Start Recorded information

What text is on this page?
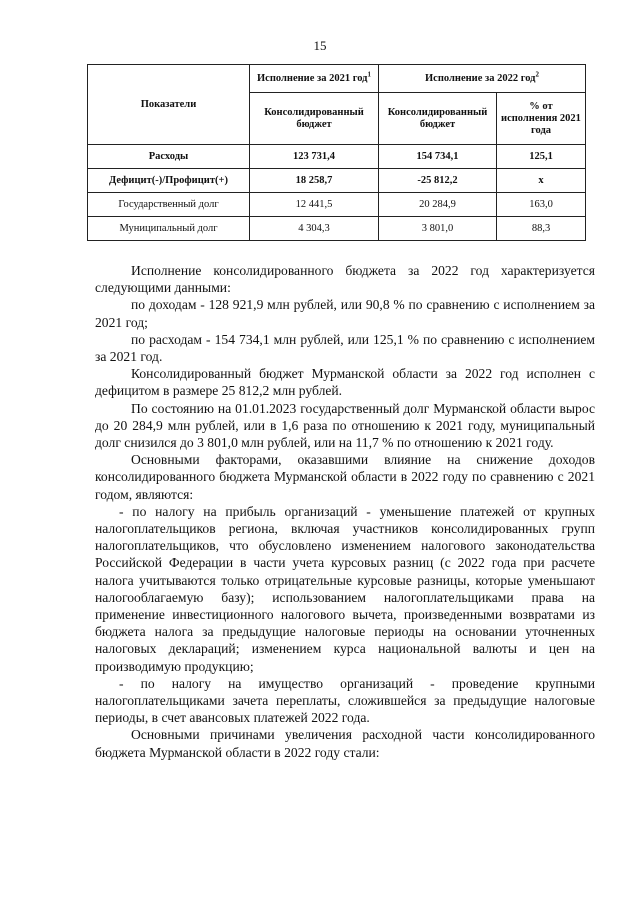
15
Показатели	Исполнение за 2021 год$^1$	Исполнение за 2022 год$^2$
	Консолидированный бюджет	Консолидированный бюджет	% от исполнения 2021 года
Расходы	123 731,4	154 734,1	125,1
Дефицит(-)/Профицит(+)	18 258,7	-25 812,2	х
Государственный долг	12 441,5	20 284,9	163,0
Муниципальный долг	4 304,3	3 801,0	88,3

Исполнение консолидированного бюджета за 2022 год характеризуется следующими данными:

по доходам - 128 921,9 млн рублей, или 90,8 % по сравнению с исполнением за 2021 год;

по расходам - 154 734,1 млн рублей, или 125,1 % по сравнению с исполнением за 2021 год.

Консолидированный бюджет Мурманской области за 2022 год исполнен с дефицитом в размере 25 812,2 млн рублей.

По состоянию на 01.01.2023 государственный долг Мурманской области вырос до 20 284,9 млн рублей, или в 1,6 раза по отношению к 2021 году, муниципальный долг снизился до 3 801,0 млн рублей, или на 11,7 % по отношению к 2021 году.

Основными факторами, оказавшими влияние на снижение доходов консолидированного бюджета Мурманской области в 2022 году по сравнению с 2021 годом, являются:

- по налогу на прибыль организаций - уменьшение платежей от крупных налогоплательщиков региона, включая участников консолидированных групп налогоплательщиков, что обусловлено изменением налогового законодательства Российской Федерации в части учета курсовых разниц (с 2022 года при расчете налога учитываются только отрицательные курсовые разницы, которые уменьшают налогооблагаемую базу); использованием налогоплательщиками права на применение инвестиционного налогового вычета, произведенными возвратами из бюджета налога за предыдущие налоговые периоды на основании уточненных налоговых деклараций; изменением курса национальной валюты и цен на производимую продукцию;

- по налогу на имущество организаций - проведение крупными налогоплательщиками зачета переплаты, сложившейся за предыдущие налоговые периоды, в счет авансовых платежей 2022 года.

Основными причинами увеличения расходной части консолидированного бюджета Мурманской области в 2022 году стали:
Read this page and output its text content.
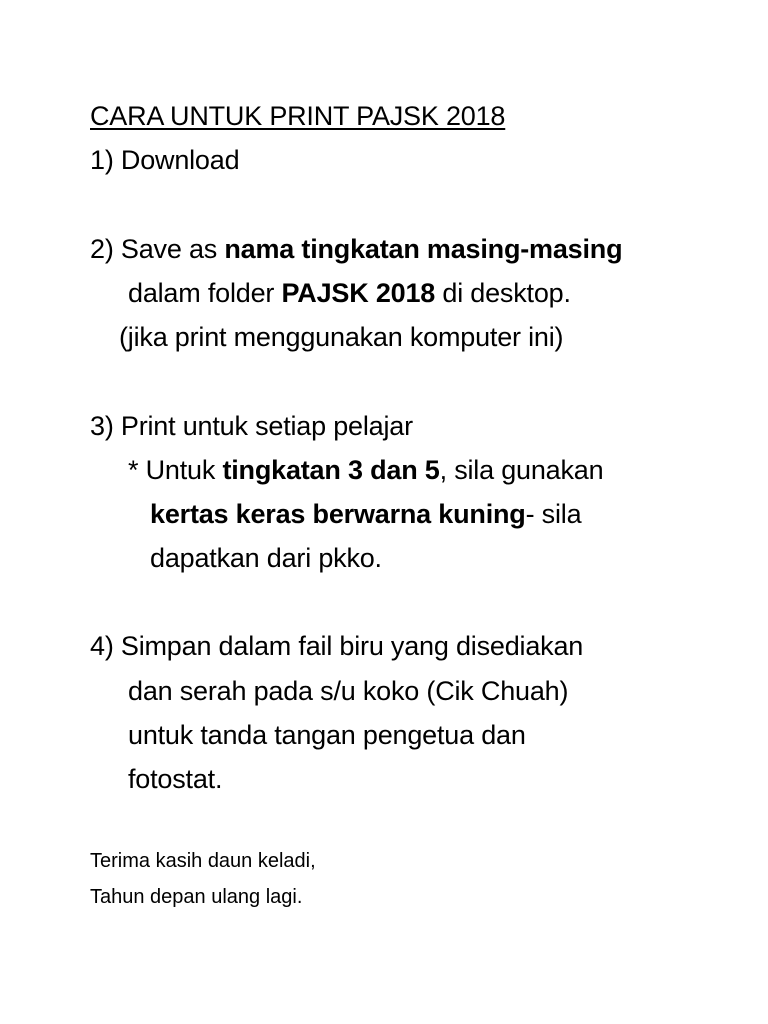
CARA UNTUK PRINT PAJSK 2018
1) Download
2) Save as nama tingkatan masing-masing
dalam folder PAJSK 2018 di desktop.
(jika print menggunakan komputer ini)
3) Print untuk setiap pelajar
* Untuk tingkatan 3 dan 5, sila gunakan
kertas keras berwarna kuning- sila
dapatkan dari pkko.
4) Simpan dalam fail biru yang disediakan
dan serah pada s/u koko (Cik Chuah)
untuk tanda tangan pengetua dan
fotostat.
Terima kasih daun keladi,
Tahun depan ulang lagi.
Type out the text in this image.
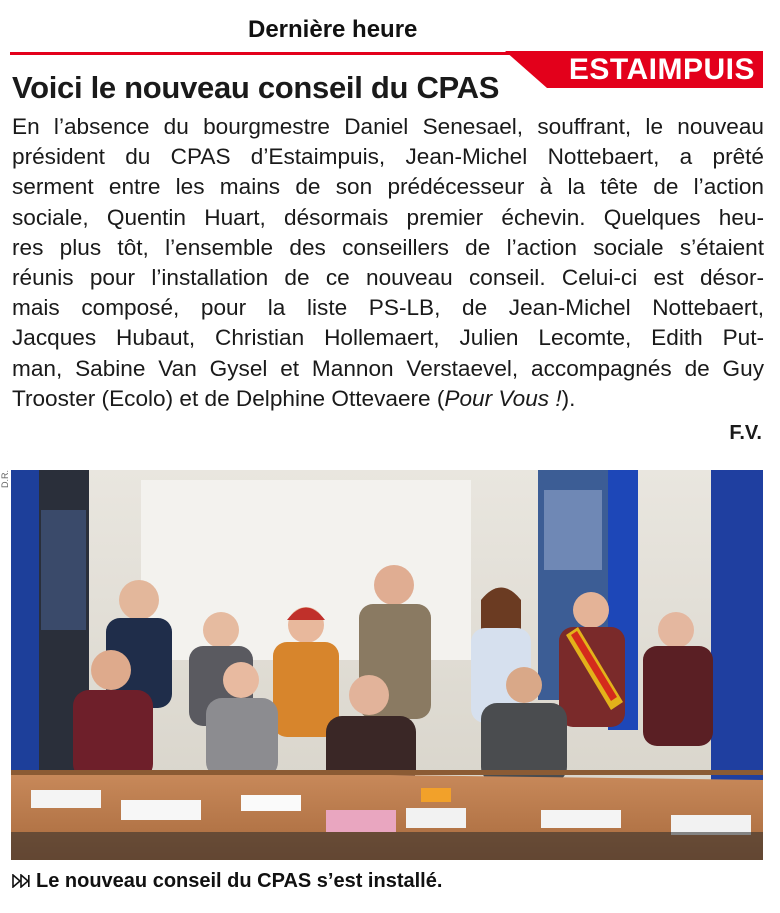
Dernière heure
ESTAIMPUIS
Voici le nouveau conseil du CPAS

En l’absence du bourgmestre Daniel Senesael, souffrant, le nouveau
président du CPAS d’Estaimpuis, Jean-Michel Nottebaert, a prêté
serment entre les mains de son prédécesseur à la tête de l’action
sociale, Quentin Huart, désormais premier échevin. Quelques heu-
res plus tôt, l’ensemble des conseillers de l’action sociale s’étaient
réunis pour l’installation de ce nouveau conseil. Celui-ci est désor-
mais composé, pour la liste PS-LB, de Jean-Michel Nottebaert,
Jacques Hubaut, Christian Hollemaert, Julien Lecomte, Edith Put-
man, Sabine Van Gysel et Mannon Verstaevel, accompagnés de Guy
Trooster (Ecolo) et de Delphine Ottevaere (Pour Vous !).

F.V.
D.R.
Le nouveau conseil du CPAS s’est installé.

End Recorded information

What you are asked to do. From the line containing "Read this page and output its text content." to the end of the data above, give those lines again verbatim, with both endpoints included and no images.

Correct answer.
Read this page and output its text content.
CARA UNTUK PRINT PAJSK 2018
1) Download
2) Save as nama tingkatan masing-masing
dalam folder PAJSK 2018 di desktop.
(jika print menggunakan komputer ini)
3) Print untuk setiap pelajar
* Untuk tingkatan 3 dan 5, sila gunakan
kertas keras berwarna kuning- sila
dapatkan dari pkko.
4) Simpan dalam fail biru yang disediakan
dan serah pada s/u koko (Cik Chuah)
untuk tanda tangan pengetua dan
fotostat.
Terima kasih daun keladi,
Tahun depan ulang lagi.
Type out the text in this image.
Dernière heure
ESTAIMPUIS
Voici le nouveau conseil du CPAS

En l’absence du bourgmestre Daniel Senesael, souffrant, le nouveau
président du CPAS d’Estaimpuis, Jean-Michel Nottebaert, a prêté
serment entre les mains de son prédécesseur à la tête de l’action
sociale, Quentin Huart, désormais premier échevin. Quelques heu-
res plus tôt, l’ensemble des conseillers de l’action sociale s’étaient
réunis pour l’installation de ce nouveau conseil. Celui-ci est désor-
mais composé, pour la liste PS-LB, de Jean-Michel Nottebaert,
Jacques Hubaut, Christian Hollemaert, Julien Lecomte, Edith Put-
man, Sabine Van Gysel et Mannon Verstaevel, accompagnés de Guy
Trooster (Ecolo) et de Delphine Ottevaere (Pour Vous !).

F.V.
D.R.
Le nouveau conseil du CPAS s’est installé.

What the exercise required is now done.